WORK REQUIRED: Read the material below. Count the lines containing "question" and give that count alone.

DATA EXCERPTS:
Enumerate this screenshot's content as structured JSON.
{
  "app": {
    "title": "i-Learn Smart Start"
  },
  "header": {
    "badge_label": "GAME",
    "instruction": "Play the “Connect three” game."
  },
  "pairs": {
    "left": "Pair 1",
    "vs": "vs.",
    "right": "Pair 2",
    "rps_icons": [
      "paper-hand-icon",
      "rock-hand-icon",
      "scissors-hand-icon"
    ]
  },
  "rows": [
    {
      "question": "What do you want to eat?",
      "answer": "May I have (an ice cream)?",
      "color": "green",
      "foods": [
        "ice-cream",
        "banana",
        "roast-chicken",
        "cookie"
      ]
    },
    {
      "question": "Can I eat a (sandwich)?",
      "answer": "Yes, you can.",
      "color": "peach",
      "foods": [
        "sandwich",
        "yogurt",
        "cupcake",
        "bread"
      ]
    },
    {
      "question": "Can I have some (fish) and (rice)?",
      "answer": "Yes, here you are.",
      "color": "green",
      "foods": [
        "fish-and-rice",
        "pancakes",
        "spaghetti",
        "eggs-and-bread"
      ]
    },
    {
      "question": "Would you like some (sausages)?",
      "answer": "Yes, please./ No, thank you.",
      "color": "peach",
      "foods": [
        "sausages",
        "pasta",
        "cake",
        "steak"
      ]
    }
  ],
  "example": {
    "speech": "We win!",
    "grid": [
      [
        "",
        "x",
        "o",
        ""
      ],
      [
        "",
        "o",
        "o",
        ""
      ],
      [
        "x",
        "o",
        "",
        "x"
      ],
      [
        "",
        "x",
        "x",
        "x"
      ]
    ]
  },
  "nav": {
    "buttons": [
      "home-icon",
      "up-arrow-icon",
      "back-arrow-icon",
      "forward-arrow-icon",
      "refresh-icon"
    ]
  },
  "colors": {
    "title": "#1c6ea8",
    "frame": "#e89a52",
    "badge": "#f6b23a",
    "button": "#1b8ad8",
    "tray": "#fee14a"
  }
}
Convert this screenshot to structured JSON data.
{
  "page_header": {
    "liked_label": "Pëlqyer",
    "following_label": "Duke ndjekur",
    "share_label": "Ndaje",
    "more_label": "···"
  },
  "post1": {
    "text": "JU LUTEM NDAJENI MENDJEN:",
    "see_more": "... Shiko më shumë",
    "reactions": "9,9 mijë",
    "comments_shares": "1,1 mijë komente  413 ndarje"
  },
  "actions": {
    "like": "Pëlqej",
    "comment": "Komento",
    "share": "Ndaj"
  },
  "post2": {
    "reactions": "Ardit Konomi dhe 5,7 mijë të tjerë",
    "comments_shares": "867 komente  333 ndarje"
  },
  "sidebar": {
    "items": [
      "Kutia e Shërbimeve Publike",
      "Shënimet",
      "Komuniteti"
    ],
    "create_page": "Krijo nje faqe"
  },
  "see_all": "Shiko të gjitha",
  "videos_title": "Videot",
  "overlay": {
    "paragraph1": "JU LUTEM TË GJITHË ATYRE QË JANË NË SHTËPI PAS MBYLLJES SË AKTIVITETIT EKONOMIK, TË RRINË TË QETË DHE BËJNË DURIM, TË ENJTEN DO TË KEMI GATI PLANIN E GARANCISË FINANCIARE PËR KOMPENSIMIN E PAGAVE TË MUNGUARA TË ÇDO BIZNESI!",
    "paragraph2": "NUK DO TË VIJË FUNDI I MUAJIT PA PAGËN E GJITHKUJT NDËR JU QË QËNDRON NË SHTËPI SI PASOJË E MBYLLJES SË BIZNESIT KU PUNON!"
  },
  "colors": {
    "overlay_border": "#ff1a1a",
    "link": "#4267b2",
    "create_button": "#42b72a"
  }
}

SOLUTION: 4